* **Challenge**
Exactly reproduce each line of the listing that follows.

* **Input for this task**
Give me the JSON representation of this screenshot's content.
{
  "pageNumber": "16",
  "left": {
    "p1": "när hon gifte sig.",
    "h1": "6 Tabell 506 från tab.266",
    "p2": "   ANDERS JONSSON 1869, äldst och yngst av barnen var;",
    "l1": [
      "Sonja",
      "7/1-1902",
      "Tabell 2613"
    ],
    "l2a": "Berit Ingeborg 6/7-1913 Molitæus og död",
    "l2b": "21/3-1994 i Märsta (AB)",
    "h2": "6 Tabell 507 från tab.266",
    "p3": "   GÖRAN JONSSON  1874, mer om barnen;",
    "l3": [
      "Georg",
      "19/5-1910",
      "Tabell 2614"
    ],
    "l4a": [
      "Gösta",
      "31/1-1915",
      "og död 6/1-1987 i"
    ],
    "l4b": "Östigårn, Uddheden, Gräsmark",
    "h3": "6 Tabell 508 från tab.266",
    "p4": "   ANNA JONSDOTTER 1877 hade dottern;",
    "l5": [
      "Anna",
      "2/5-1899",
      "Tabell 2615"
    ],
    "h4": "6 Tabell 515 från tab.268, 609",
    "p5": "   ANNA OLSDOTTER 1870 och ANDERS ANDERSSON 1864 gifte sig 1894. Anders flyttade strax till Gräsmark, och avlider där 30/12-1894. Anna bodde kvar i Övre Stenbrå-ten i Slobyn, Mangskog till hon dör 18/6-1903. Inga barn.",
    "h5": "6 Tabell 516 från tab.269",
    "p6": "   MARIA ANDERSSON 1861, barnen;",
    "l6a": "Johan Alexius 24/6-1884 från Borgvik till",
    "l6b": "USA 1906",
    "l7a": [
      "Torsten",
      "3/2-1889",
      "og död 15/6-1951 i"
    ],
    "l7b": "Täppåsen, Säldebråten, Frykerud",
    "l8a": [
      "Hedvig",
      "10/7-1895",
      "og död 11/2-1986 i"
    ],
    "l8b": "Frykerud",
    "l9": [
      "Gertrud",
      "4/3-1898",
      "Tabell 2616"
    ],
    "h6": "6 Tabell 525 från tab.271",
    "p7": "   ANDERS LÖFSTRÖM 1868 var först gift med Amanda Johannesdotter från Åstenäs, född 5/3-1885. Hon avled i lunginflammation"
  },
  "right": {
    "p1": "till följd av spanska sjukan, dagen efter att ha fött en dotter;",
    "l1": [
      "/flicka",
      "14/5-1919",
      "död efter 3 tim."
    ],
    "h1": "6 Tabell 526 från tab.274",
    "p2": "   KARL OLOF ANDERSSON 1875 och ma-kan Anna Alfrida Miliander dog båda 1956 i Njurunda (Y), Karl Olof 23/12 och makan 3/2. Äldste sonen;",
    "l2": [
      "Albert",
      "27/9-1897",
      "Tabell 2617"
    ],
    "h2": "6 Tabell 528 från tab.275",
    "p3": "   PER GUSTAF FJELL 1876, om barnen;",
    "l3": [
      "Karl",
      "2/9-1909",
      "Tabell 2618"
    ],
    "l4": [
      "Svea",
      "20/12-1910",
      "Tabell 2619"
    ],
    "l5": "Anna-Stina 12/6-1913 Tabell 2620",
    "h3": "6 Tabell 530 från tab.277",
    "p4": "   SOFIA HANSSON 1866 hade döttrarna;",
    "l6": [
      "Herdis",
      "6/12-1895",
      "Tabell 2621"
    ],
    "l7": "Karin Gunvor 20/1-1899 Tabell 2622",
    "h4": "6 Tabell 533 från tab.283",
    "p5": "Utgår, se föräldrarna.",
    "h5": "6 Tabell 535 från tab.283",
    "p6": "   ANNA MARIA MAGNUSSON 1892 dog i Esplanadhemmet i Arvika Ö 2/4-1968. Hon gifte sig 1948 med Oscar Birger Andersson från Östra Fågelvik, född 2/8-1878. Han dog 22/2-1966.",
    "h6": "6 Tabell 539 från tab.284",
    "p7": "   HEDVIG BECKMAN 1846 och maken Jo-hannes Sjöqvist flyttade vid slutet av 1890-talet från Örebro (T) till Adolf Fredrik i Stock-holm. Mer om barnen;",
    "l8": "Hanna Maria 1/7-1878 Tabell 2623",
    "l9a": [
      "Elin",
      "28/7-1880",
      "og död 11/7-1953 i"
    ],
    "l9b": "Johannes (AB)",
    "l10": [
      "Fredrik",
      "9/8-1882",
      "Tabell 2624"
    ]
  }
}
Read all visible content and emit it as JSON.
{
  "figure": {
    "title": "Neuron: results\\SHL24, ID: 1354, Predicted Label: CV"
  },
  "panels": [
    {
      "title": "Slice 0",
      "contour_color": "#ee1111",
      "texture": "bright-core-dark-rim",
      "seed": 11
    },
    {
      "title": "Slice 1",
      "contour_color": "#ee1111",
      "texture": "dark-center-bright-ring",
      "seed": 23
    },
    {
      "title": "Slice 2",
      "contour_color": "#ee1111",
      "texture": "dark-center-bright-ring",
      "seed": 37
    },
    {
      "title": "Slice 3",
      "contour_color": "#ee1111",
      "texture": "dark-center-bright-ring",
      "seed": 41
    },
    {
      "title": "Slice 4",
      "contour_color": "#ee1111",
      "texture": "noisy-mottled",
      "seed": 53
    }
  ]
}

* **Result for this exercise**
Give me the JSON representation of this screenshot's content.
{
  "pageNumber": "16",
  "left": {
    "p1": "när hon gifte sig.",
    "h1": "6 Tabell 506 från tab.266",
    "p2": "   ANDERS JONSSON 1869, äldst och yngst av barnen var;",
    "l1": [
      "Sonja",
      "7/1-1902",
      "Tabell 2613"
    ],
    "l2a": "Berit Ingeborg 6/7-1913 Molitæus og död",
    "l2b": "21/3-1994 i Märsta (AB)",
    "h2": "6 Tabell 507 från tab.266",
    "p3": "   GÖRAN JONSSON  1874, mer om barnen;",
    "l3": [
      "Georg",
      "19/5-1910",
      "Tabell 2614"
    ],
    "l4a": [
      "Gösta",
      "31/1-1915",
      "og död 6/1-1987 i"
    ],
    "l4b": "Östigårn, Uddheden, Gräsmark",
    "h3": "6 Tabell 508 från tab.266",
    "p4": "   ANNA JONSDOTTER 1877 hade dottern;",
    "l5": [
      "Anna",
      "2/5-1899",
      "Tabell 2615"
    ],
    "h4": "6 Tabell 515 från tab.268, 609",
    "p5": "   ANNA OLSDOTTER 1870 och ANDERS ANDERSSON 1864 gifte sig 1894. Anders flyttade strax till Gräsmark, och avlider där 30/12-1894. Anna bodde kvar i Övre Stenbrå-ten i Slobyn, Mangskog till hon dör 18/6-1903. Inga barn.",
    "h5": "6 Tabell 516 från tab.269",
    "p6": "   MARIA ANDERSSON 1861, barnen;",
    "l6a": "Johan Alexius 24/6-1884 från Borgvik till",
    "l6b": "USA 1906",
    "l7a": [
      "Torsten",
      "3/2-1889",
      "og död 15/6-1951 i"
    ],
    "l7b": "Täppåsen, Säldebråten, Frykerud",
    "l8a": [
      "Hedvig",
      "10/7-1895",
      "og död 11/2-1986 i"
    ],
    "l8b": "Frykerud",
    "l9": [
      "Gertrud",
      "4/3-1898",
      "Tabell 2616"
    ],
    "h6": "6 Tabell 525 från tab.271",
    "p7": "   ANDERS LÖFSTRÖM 1868 var först gift med Amanda Johannesdotter från Åstenäs, född 5/3-1885. Hon avled i lunginflammation"
  },
  "right": {
    "p1": "till följd av spanska sjukan, dagen efter att ha fött en dotter;",
    "l1": [
      "/flicka",
      "14/5-1919",
      "död efter 3 tim."
    ],
    "h1": "6 Tabell 526 från tab.274",
    "p2": "   KARL OLOF ANDERSSON 1875 och ma-kan Anna Alfrida Miliander dog båda 1956 i Njurunda (Y), Karl Olof 23/12 och makan 3/2. Äldste sonen;",
    "l2": [
      "Albert",
      "27/9-1897",
      "Tabell 2617"
    ],
    "h2": "6 Tabell 528 från tab.275",
    "p3": "   PER GUSTAF FJELL 1876, om barnen;",
    "l3": [
      "Karl",
      "2/9-1909",
      "Tabell 2618"
    ],
    "l4": [
      "Svea",
      "20/12-1910",
      "Tabell 2619"
    ],
    "l5": "Anna-Stina 12/6-1913 Tabell 2620",
    "h3": "6 Tabell 530 från tab.277",
    "p4": "   SOFIA HANSSON 1866 hade döttrarna;",
    "l6": [
      "Herdis",
      "6/12-1895",
      "Tabell 2621"
    ],
    "l7": "Karin Gunvor 20/1-1899 Tabell 2622",
    "h4": "6 Tabell 533 från tab.283",
    "p5": "Utgår, se föräldrarna.",
    "h5": "6 Tabell 535 från tab.283",
    "p6": "   ANNA MARIA MAGNUSSON 1892 dog i Esplanadhemmet i Arvika Ö 2/4-1968. Hon gifte sig 1948 med Oscar Birger Andersson från Östra Fågelvik, född 2/8-1878. Han dog 22/2-1966.",
    "h6": "6 Tabell 539 från tab.284",
    "p7": "   HEDVIG BECKMAN 1846 och maken Jo-hannes Sjöqvist flyttade vid slutet av 1890-talet från Örebro (T) till Adolf Fredrik i Stock-holm. Mer om barnen;",
    "l8": "Hanna Maria 1/7-1878 Tabell 2623",
    "l9a": [
      "Elin",
      "28/7-1880",
      "og död 11/7-1953 i"
    ],
    "l9b": "Johannes (AB)",
    "l10": [
      "Fredrik",
      "9/8-1882",
      "Tabell 2624"
    ]
  }
}
Read all visible content and emit it as JSON.
{
  "figure": {
    "title": "Neuron: results\\SHL24, ID: 1354, Predicted Label: CV"
  },
  "panels": [
    {
      "title": "Slice 0",
      "contour_color": "#ee1111",
      "texture": "bright-core-dark-rim",
      "seed": 11
    },
    {
      "title": "Slice 1",
      "contour_color": "#ee1111",
      "texture": "dark-center-bright-ring",
      "seed": 23
    },
    {
      "title": "Slice 2",
      "contour_color": "#ee1111",
      "texture": "dark-center-bright-ring",
      "seed": 37
    },
    {
      "title": "Slice 3",
      "contour_color": "#ee1111",
      "texture": "dark-center-bright-ring",
      "seed": 41
    },
    {
      "title": "Slice 4",
      "contour_color": "#ee1111",
      "texture": "noisy-mottled",
      "seed": 53
    }
  ]
}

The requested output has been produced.